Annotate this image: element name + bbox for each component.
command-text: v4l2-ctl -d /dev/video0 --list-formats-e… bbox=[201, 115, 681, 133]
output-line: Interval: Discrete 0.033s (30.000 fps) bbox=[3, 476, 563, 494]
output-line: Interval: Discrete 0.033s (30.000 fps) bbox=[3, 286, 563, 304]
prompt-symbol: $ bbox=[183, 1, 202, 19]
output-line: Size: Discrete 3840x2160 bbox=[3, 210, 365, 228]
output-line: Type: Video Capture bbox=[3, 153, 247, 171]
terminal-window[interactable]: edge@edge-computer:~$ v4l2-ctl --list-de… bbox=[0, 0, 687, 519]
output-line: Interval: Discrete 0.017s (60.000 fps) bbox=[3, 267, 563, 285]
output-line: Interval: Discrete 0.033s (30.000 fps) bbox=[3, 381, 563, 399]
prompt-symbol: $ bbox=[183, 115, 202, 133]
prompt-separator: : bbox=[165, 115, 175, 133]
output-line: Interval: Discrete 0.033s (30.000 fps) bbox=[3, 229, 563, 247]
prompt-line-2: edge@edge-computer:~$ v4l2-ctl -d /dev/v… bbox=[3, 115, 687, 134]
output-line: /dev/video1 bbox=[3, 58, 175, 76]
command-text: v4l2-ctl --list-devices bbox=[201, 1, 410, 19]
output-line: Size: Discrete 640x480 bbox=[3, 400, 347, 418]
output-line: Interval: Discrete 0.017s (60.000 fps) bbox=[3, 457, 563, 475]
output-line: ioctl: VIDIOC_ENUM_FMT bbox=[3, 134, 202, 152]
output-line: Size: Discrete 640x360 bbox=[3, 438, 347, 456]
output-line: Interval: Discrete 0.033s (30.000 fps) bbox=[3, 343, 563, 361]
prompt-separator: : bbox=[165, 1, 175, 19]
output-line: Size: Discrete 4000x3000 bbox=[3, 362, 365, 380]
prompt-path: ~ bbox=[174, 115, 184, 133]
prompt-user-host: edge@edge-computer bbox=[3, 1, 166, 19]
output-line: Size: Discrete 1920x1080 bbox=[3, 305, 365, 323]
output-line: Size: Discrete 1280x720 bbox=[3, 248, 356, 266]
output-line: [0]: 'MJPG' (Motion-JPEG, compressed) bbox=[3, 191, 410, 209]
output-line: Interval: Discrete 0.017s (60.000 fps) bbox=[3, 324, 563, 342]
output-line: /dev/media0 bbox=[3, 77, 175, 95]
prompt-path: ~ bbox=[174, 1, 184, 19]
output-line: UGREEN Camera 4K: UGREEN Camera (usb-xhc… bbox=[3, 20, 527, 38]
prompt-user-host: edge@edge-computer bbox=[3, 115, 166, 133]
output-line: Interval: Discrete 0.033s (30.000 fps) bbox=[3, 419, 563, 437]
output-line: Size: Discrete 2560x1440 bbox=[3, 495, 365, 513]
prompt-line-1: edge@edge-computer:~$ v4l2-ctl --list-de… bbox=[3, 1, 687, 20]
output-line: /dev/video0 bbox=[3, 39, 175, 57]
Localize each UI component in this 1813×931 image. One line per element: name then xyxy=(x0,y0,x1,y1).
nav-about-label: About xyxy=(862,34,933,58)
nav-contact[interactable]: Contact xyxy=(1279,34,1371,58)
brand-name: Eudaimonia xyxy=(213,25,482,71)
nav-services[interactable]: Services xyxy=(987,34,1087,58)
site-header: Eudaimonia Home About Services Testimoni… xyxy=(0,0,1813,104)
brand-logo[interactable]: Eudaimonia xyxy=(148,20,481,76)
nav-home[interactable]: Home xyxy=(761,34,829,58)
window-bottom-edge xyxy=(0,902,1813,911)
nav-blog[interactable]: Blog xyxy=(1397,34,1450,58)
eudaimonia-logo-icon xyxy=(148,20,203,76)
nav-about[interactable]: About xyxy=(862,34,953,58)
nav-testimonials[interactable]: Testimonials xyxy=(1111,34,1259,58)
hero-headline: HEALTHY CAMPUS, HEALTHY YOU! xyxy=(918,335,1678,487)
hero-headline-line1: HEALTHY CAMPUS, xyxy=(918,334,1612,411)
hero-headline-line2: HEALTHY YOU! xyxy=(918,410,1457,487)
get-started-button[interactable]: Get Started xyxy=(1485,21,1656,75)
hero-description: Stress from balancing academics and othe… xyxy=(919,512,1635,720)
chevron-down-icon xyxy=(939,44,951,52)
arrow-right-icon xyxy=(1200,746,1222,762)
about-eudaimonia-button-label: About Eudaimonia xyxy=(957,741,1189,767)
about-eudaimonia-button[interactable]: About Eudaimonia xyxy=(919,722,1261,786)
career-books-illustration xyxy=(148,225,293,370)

Short exercise: Reproduce the entries from the very first line through the line holding "output-line: Size: Discrete 3840x2160", both included, with nothing else.

Full output:
Annotate this image: element name + bbox for each component.
command-text: v4l2-ctl -d /dev/video0 --list-formats-e… bbox=[201, 115, 681, 133]
output-line: Interval: Discrete 0.033s (30.000 fps) bbox=[3, 476, 563, 494]
output-line: Interval: Discrete 0.033s (30.000 fps) bbox=[3, 286, 563, 304]
prompt-symbol: $ bbox=[183, 1, 202, 19]
output-line: Size: Discrete 3840x2160 bbox=[3, 210, 365, 228]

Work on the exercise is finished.